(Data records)
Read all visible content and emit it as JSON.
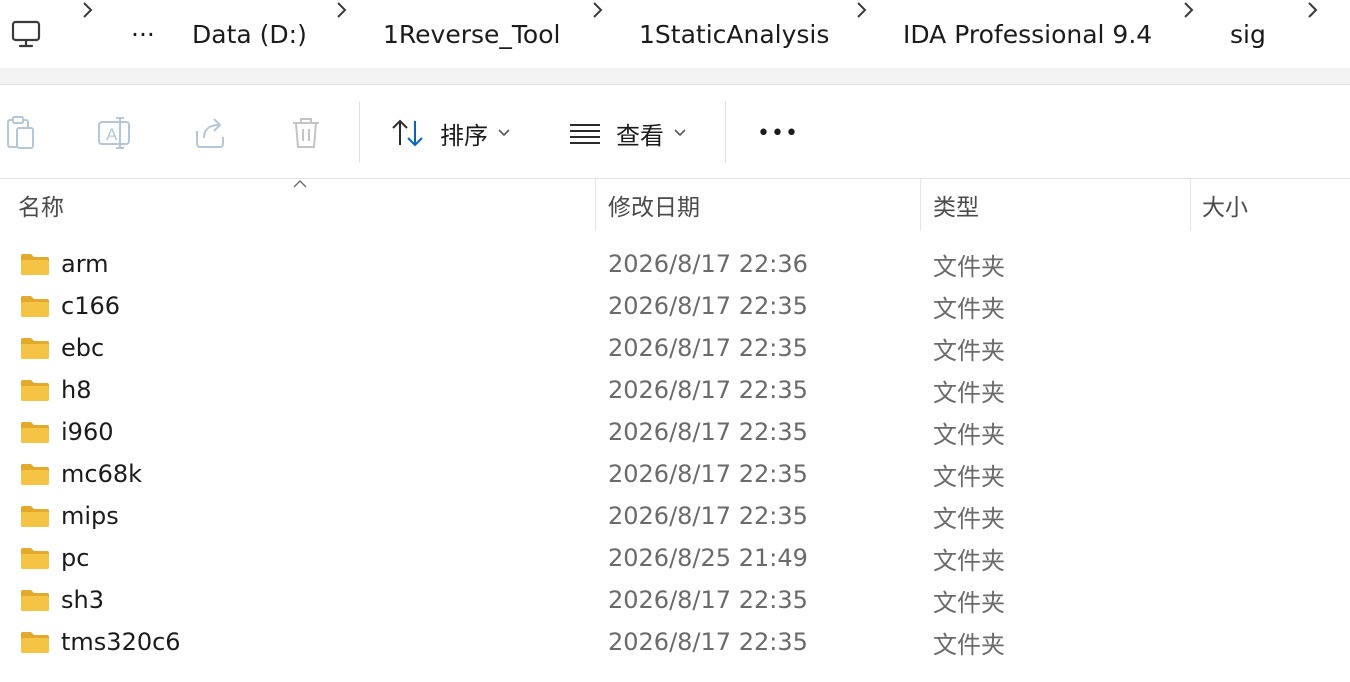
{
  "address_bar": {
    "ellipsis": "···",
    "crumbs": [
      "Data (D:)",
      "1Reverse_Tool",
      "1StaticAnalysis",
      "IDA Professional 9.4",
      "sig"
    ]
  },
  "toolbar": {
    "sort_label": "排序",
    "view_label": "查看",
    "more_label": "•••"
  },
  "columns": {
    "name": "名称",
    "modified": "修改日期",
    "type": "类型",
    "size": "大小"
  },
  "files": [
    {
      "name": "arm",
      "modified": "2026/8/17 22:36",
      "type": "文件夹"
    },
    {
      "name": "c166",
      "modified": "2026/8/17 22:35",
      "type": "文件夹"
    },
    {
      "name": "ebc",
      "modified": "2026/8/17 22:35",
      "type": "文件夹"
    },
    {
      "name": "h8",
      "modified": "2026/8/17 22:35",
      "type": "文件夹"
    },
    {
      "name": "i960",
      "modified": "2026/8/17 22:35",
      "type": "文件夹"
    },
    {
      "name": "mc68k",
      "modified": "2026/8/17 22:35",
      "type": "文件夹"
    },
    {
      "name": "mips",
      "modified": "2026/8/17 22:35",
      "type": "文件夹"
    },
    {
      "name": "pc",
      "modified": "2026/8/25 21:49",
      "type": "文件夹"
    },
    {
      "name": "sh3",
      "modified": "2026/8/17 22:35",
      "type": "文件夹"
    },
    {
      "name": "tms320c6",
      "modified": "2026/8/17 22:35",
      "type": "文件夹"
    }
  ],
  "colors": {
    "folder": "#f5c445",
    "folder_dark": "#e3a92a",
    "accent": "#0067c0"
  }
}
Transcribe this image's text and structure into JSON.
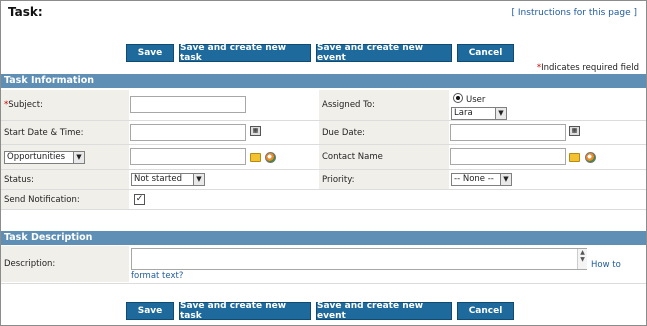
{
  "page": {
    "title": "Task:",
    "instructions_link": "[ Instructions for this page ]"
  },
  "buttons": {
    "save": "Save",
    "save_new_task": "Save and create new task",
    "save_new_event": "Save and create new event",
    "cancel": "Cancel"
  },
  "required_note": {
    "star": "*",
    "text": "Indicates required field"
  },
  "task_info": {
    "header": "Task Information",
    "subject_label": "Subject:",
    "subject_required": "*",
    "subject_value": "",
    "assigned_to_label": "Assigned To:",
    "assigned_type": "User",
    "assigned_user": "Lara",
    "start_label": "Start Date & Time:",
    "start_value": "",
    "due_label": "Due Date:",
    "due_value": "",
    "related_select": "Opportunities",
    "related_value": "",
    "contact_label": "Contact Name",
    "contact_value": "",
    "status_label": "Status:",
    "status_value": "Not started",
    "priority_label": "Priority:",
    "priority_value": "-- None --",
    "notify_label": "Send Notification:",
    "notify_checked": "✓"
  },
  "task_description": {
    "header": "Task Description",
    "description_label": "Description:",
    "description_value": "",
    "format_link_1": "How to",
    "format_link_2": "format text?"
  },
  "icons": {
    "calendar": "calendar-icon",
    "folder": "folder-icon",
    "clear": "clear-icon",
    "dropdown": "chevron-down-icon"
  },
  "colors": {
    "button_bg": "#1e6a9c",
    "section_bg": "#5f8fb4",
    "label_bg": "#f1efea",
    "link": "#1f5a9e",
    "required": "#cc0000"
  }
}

REQUIRED TASK: Restate each line of the records exactly; pictures do not belong in the copy.

TASK RESULT:
Read all visible content and emit it as JSON.
{
  "address_bar": {
    "ellipsis": "···",
    "crumbs": [
      "Data (D:)",
      "1Reverse_Tool",
      "1StaticAnalysis",
      "IDA Professional 9.4",
      "sig"
    ]
  },
  "toolbar": {
    "sort_label": "排序",
    "view_label": "查看",
    "more_label": "•••"
  },
  "columns": {
    "name": "名称",
    "modified": "修改日期",
    "type": "类型",
    "size": "大小"
  },
  "files": [
    {
      "name": "arm",
      "modified": "2026/8/17 22:36",
      "type": "文件夹"
    },
    {
      "name": "c166",
      "modified": "2026/8/17 22:35",
      "type": "文件夹"
    },
    {
      "name": "ebc",
      "modified": "2026/8/17 22:35",
      "type": "文件夹"
    },
    {
      "name": "h8",
      "modified": "2026/8/17 22:35",
      "type": "文件夹"
    },
    {
      "name": "i960",
      "modified": "2026/8/17 22:35",
      "type": "文件夹"
    },
    {
      "name": "mc68k",
      "modified": "2026/8/17 22:35",
      "type": "文件夹"
    },
    {
      "name": "mips",
      "modified": "2026/8/17 22:35",
      "type": "文件夹"
    },
    {
      "name": "pc",
      "modified": "2026/8/25 21:49",
      "type": "文件夹"
    },
    {
      "name": "sh3",
      "modified": "2026/8/17 22:35",
      "type": "文件夹"
    },
    {
      "name": "tms320c6",
      "modified": "2026/8/17 22:35",
      "type": "文件夹"
    }
  ],
  "colors": {
    "folder": "#f5c445",
    "folder_dark": "#e3a92a",
    "accent": "#0067c0"
  }
}
Transcribe this image's text and structure into JSON.
{
  "page": {
    "title": "Task:",
    "instructions_link": "[ Instructions for this page ]"
  },
  "buttons": {
    "save": "Save",
    "save_new_task": "Save and create new task",
    "save_new_event": "Save and create new event",
    "cancel": "Cancel"
  },
  "required_note": {
    "star": "*",
    "text": "Indicates required field"
  },
  "task_info": {
    "header": "Task Information",
    "subject_label": "Subject:",
    "subject_required": "*",
    "subject_value": "",
    "assigned_to_label": "Assigned To:",
    "assigned_type": "User",
    "assigned_user": "Lara",
    "start_label": "Start Date & Time:",
    "start_value": "",
    "due_label": "Due Date:",
    "due_value": "",
    "related_select": "Opportunities",
    "related_value": "",
    "contact_label": "Contact Name",
    "contact_value": "",
    "status_label": "Status:",
    "status_value": "Not started",
    "priority_label": "Priority:",
    "priority_value": "-- None --",
    "notify_label": "Send Notification:",
    "notify_checked": "✓"
  },
  "task_description": {
    "header": "Task Description",
    "description_label": "Description:",
    "description_value": "",
    "format_link_1": "How to",
    "format_link_2": "format text?"
  },
  "icons": {
    "calendar": "calendar-icon",
    "folder": "folder-icon",
    "clear": "clear-icon",
    "dropdown": "chevron-down-icon"
  },
  "colors": {
    "button_bg": "#1e6a9c",
    "section_bg": "#5f8fb4",
    "label_bg": "#f1efea",
    "link": "#1f5a9e",
    "required": "#cc0000"
  }
}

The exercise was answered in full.